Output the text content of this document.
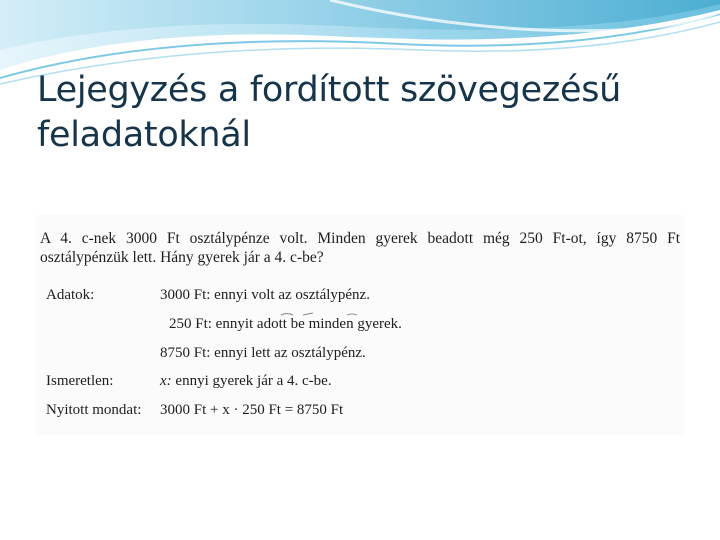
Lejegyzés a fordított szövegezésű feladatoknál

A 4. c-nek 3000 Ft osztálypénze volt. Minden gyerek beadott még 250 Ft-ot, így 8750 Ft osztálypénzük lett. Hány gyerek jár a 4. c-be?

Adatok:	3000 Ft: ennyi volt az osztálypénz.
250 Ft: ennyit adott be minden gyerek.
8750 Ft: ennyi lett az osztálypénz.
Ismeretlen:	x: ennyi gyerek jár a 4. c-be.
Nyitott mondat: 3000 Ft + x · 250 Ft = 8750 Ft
* * *
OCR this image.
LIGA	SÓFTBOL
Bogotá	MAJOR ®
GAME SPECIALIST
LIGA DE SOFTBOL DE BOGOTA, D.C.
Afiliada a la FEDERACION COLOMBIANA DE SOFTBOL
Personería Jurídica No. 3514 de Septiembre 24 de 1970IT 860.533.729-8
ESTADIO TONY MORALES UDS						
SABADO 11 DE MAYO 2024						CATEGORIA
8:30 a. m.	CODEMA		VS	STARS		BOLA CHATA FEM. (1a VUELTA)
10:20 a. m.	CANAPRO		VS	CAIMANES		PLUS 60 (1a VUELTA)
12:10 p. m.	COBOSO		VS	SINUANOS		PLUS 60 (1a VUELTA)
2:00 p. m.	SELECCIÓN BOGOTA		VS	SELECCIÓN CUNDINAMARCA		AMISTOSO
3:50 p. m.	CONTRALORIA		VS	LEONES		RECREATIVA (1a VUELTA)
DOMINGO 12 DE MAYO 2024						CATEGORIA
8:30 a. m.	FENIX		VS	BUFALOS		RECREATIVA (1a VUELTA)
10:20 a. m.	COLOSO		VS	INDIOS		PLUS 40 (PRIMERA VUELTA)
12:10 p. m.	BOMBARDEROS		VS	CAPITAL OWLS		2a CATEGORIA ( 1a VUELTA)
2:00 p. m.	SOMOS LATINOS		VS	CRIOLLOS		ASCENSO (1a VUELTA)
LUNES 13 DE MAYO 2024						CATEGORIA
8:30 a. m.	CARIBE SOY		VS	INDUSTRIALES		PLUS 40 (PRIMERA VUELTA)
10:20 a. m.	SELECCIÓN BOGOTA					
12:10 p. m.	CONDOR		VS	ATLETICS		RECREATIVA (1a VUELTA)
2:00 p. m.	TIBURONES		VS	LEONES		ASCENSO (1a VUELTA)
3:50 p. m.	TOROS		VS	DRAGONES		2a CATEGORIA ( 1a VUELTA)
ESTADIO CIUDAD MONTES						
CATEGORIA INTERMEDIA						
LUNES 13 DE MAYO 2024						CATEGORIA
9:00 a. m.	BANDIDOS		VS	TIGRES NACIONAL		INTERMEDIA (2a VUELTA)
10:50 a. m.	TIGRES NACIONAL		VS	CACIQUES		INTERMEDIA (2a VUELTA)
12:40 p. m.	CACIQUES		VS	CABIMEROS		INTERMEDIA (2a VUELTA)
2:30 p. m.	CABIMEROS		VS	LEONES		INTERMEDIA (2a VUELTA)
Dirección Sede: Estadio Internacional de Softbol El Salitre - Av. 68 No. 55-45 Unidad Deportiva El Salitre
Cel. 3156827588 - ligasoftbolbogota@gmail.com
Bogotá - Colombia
* * *
* **WORK TO COMPLETE**
Determine the number of lines in the listing that hold the word "CABIMEROS", and supply that number and nothing further.

* **WRITTEN RESPONSE**
2